▶ [Textauszug]:
##########

Sie hörte die Worte, aber begriff nicht: Leyla, das Haus deiner Eltern brennt! Mit dem NSU-Prozess kehrt die Erinnerung an den rechtsextrem motivierten Brandanschlag auf ihre Familie wieder.

Seit 25 Jahren hat ihre Familie nicht gefeiert, und nun sollen sechshundert Gäste kommen. Was das wohl werden wird? Wie sich das anfühlen wird für Leyla Kellecioglu, die 44-jährige Frau in Schwandorf? Aber endlich gibt es wieder einen fröhlichen Anlass. Ihr jüngerer Sohn hat eine Frau gefunden. Er will sie heiraten, und weil es eine türkische Hochzeit ist, werden viele Verwandte erwartet. Aber ein bisschen geht es auch darum, mit dem Fest einen Schatten zu vertreiben.

Diesen Schatten sieht man Leyla Kellecioglu nicht an. Mit ihrem Mann und den drei Kindern lebt sie in einem Einfamilienhaus mit Garten und Teich. Leyla Kellecioglu sitzt im Wohnzimmer. Es ist still, die Tochter ist in der Schule, ihre beiden Söhne und der Mann arbeiten. Die Nachbarschaft in der bayerischen Kreisstadt ist deutsch. In einem Mehrfamilienhaus mit vielen türkischen Klingelschildern wollte sie nie mehr wohnen, sagt sie.

Manchmal sind Klingelschilder ein Verhängnis.

Wie an jenem 17. Dezember 1988, als Leyla Kellecioglu weit nach Mitternacht in der Küche ihrer Wohnung saß. Gleich wollte sie sich schlafen legen, zu ihrem Mann und ihrem einjährigen Sohn. Dann heulten die Sirenen. Erst leise, dann immer lauter, bis sie ganz nah waren. „Es brennt!“, rief ein Junge von der Straße. „Leyla, das Haus deiner Eltern brennt!“

Sie hörte, aber begriff die Worte nicht. Ein Klopfen riss sie aus ihrer Erstarrung, jemand stand vor der Tür. Sie stand auf, schlüpfte benommen in Schuhe, warf sich einen Mantel über, und wie sie das heute wieder erzählt, erscheint es, als sei es eben erst geschehen. Es war der Schwager, der im selben Haus wohnte und der nun an ihre Tür schlug. Gemeinsam rannten sie hinaus in die Winternacht. Leyla Kellecioglu spürte die eisige Kälte. Sie atmete schwer, sie war im sechsten Monat schwanger. Hinter ihr, an einer Hauswand, klebte ein Aufkleber, ein Hakenkreuz, „Türken raus!“.

##########

▶ [Erfasste Daten]:
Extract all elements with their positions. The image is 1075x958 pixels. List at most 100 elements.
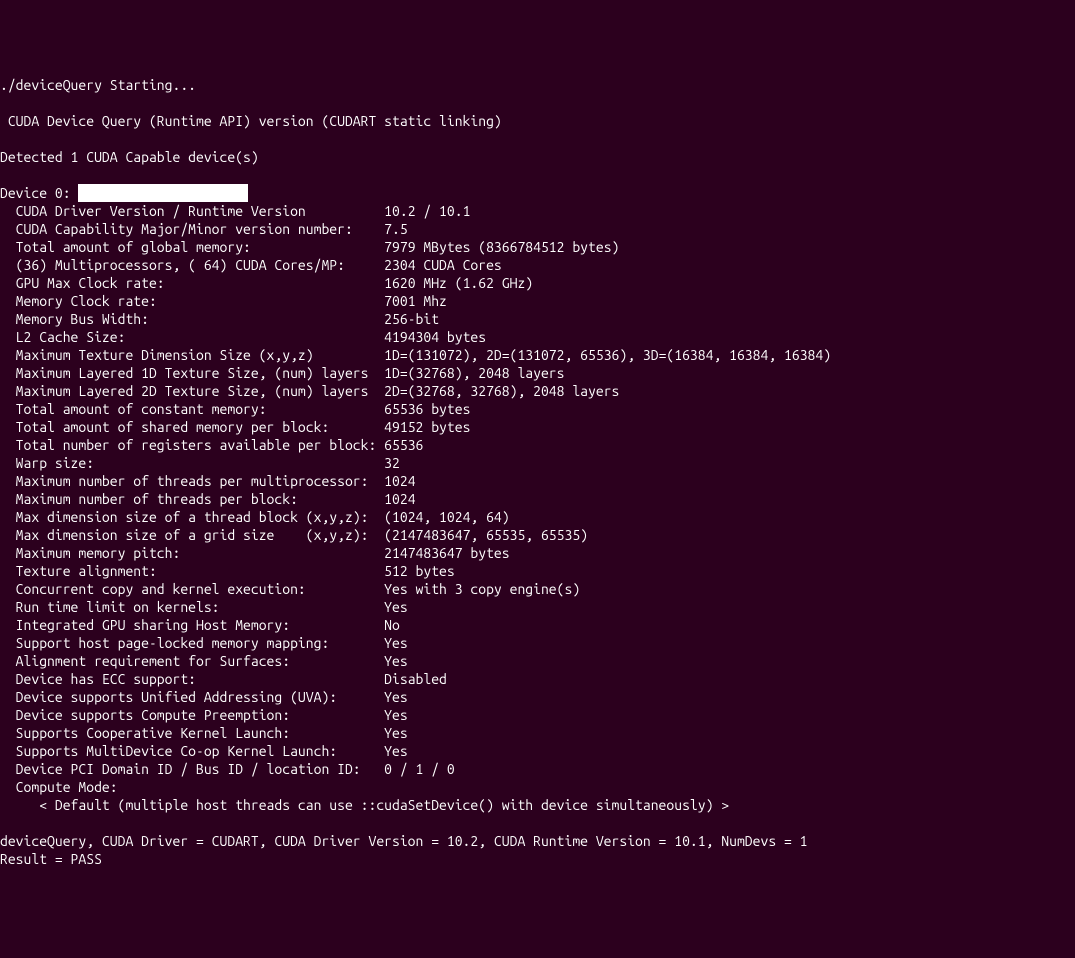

##########

▶ [Aufgaben]:
1. Gib im Textauszug zum Brandanschlag alles von „Sie hörte die“ bis hinunter zu „Schatten zu vertreiben.“ erneut aus und tausche dabei „Gäste“ gegen „Besucher“.
2. Führe den Text über den Brandanschlag auf Leyla Kellecioglus Familie nach seinem letzten Satz weiter.

▶ [Lösungen]:
1.
Sie hörte die Worte, aber begriff nicht: Leyla, das Haus deiner Eltern brennt! Mit dem NSU-Prozess kehrt die Erinnerung an den rechtsextrem motivierten Brandanschlag auf ihre Familie wieder.

Seit 25 Jahren hat ihre Familie nicht gefeiert, und nun sollen sechshundert Besucher kommen. Was das wohl werden wird? Wie sich das anfühlen wird für Leyla Kellecioglu, die 44-jährige Frau in Schwandorf? Aber endlich gibt es wieder einen fröhlichen Anlass. Ihr jüngerer Sohn hat eine Frau gefunden. Er will sie heiraten, und weil es eine türkische Hochzeit ist, werden viele Verwandte erwartet. Aber ein bisschen geht es auch darum, mit dem Fest einen Schatten zu vertreiben.

2.
Das Haus ihrer Eltern lag nur zwei Straßenecken entfernt. Sie blieb stehen, erstarrt von dem, was sie sah: Flammen schlugen aus den Fenstern, schwarzer Rauch quoll aus dem Dach. Zwei Menschen hielten sich am Fenstersims fest, erster Stock, ließen sich in die Hände von Helfern fallen. Eine Familie mit zwei Kindern stieg über eine Drehleiter aus dem brennenden Gebäude. Wo sind meine Eltern? Mein Bruder? Leyla Kellecioglu schrie. Rettet meine Familie! Die bewohnte drei Zimmer im zweiten Stock, in denen es ebenfalls loderte. Sie hielt ihre Hand schützend vor die Augen. Ein Sanitäter schickte sie weg, es sei gefährlich, auch für das Ungeborene.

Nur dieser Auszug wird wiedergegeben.